### Supplied passage
────────────────────────────────────────

GDF6 knock down causes a loss of Pax6 expression as detected by in situ hybridization. Representative stage 20 embryos injected with 50 ng standard MO (A, D), 20 ng GDF6 MO (B, E), and 50 ng GDF6 MO (C, F). The injected sides are labelled i. Dorsal views show a loss of Pax6 stain within the two rhombomere bands in the hindbrain in the 20 ng GDF6 MO injected embryos (B), and an additional more severe loss of dorsal neural tube staining in the 50 ng GDF6 MO injected embryos (C), compared to the uninjected side (red arrows indicate rhombomeres) and standard MO injected embryos (A). Frontal views show a laterally reduced size of the Pax6 domain (E and F, injected side), compared to Pax6 staining in uninjected side (definition between forebrain and retinal stain indicated with white arrow) and standard MO injected embryo (D). (G, H) Dorsal and lateral views of stage 27 embryos injected with 25 ng of GDF6 MO show a reduced size of the Pax6 domain within the retina and a complete loss of stain within brain on the injected side. (I) Graph showing the percent stage 20 embryos injected at 20 ng and 50 ng of GDF6 MO and Standard MO showing a disruption of normal Pax6 stain.

────────────────────────────────────────

### Exercise instructions
From the figure legend, answer:
(a) How much standard MO was injected into the embryos in panels A and D?
(b) What do the red arrows indicate?
(c) At what stage were the embryos in panels G and H, and what dose of GDF6 MO did they receive?
Rely solely on the figure legend.

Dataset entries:
────────────────────────────────────────

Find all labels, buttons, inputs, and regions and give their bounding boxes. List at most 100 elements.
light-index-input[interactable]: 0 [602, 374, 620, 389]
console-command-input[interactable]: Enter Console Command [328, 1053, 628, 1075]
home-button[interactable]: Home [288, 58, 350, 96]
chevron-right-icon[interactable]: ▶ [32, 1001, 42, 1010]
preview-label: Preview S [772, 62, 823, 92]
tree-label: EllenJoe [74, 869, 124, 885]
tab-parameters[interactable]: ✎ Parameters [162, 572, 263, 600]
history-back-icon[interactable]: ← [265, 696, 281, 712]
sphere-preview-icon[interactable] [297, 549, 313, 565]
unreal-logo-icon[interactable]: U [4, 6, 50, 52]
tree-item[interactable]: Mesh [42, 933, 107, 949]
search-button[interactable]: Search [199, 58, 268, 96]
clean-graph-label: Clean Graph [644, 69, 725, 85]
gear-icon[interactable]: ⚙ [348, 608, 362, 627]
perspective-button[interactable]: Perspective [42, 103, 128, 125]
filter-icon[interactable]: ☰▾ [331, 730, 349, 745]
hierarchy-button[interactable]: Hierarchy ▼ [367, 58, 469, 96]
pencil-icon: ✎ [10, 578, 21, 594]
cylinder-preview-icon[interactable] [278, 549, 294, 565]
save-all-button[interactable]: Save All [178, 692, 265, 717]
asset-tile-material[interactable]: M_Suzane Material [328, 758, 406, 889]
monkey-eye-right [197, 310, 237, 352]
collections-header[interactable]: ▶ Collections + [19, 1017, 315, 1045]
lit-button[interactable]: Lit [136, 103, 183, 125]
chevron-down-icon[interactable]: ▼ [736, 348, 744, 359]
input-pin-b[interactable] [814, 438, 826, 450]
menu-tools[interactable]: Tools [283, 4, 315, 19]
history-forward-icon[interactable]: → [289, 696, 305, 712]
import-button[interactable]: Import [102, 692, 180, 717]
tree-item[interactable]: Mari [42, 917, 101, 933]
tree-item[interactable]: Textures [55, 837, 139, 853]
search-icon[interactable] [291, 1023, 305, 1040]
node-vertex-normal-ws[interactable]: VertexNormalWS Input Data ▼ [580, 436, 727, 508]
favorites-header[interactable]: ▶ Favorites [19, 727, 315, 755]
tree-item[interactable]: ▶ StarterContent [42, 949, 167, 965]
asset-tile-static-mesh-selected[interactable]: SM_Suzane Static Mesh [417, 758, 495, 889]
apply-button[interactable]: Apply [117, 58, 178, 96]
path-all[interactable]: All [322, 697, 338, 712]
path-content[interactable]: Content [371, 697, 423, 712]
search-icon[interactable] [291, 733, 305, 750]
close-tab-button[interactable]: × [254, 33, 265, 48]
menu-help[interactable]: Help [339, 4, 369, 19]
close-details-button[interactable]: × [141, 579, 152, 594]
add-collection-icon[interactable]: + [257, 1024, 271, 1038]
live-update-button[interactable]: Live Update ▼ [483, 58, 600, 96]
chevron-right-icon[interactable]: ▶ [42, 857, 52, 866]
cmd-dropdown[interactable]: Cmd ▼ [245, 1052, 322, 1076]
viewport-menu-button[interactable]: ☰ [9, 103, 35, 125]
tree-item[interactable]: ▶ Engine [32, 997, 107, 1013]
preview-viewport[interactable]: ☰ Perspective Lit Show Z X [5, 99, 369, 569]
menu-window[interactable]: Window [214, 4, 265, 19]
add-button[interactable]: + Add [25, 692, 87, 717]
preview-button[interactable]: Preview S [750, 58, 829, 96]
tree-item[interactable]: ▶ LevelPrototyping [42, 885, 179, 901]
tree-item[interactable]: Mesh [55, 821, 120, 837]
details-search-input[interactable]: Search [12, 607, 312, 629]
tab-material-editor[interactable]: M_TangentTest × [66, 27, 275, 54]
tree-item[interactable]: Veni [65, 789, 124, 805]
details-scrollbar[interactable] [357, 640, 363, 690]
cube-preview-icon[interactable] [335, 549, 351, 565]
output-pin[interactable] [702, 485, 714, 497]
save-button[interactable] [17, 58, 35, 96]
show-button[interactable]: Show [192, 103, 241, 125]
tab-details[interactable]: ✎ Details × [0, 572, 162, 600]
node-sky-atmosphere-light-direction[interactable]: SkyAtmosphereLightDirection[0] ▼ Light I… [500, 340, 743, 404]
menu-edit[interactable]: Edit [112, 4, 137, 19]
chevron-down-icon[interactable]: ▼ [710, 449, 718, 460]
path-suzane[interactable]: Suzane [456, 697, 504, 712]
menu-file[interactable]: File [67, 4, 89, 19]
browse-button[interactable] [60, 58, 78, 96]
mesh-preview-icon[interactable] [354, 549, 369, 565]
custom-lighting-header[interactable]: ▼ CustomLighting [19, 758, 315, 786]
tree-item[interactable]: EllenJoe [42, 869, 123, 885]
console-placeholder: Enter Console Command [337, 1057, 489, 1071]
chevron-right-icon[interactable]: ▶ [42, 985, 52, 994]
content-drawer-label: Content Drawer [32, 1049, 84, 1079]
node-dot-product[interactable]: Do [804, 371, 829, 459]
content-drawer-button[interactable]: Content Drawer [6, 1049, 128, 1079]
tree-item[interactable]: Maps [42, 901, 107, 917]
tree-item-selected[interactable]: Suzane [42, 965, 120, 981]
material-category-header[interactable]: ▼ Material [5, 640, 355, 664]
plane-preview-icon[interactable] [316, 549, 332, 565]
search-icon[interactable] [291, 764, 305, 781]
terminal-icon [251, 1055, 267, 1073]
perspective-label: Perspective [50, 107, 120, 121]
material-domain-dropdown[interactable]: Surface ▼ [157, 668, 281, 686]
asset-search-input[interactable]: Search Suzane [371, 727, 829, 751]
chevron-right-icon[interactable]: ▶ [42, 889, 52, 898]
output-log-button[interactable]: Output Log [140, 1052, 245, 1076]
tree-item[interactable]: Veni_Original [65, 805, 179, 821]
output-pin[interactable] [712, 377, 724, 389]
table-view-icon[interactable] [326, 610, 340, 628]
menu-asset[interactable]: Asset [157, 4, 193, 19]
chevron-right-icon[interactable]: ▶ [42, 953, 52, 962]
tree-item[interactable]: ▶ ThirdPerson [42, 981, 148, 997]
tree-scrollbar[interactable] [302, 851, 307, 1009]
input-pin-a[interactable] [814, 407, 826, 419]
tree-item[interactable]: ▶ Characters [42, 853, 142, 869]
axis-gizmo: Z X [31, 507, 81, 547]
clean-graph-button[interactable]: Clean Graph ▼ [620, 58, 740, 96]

────────────────────────────────────────

### Your solution
(a) 50 ng
(b) Rhombomeres
(c) Stage 27, injected with 25 ng of GDF6 MO